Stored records

========

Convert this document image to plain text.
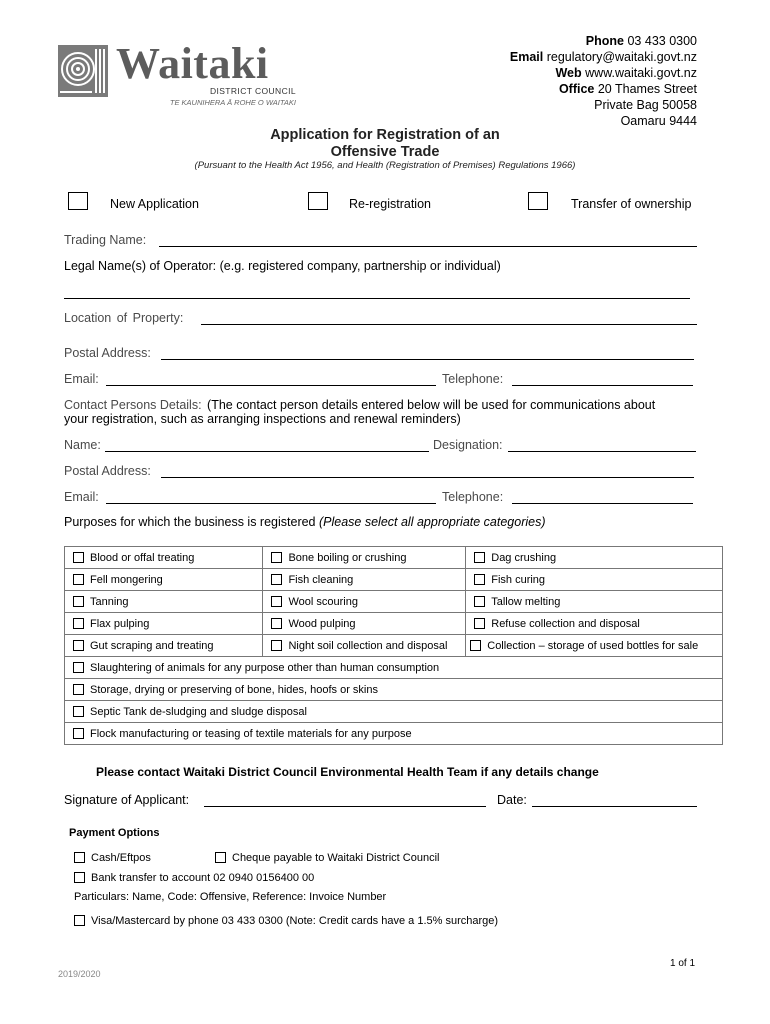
Waitaki
DISTRICT COUNCIL
TE KAUNIHERA Ā ROHE O WAITAKI
Phone 03 433 0300
Email regulatory@waitaki.govt.nz
Web www.waitaki.govt.nz
Office 20 Thames Street
Private Bag 50058
Oamaru 9444
Application for Registration of an
Offensive Trade
(Pursuant to the Health Act 1956, and Health (Registration of Premises) Regulations 1966)
New Application	Re-registration	Transfer of ownership
Trading Name:
Legal Name(s) of Operator: (e.g. registered company, partnership or individual)
Location of Property:
Postal Address:
Email:	Telephone:
Contact Persons Details: (The contact person details entered below will be used for communications about
your registration, such as arranging inspections and renewal reminders)
Name:	Designation:
Postal Address:
Email:	Telephone:
Purposes for which the business is registered (Please select all appropriate categories)
Blood or offal treating	Bone boiling or crushing	Dag crushing
Fell mongering	Fish cleaning	Fish curing
Tanning	Wool scouring	Tallow melting
Flax pulping	Wood pulping	Refuse collection and disposal
Gut scraping and treating	Night soil collection and disposal	Collection – storage of used bottles for sale
Slaughtering of animals for any purpose other than human consumption		
Storage, drying or preserving of bone, hides, hoofs or skins		
Septic Tank de-sludging and sludge disposal		
Flock manufacturing or teasing of textile materials for any purpose		
Please contact Waitaki District Council Environmental Health Team if any details change
Signature of Applicant:	Date:
Payment Options
Cash/Eftpos	Cheque payable to Waitaki District Council
Bank transfer to account 02 0940 0156400 00
Particulars: Name, Code: Offensive, Reference: Invoice Number
Visa/Mastercard by phone 03 433 0300 (Note: Credit cards have a 1.5% surcharge)
2019/2020
1 of 1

========

Count how many lines of the listing above include "contact" and report that number alone.

2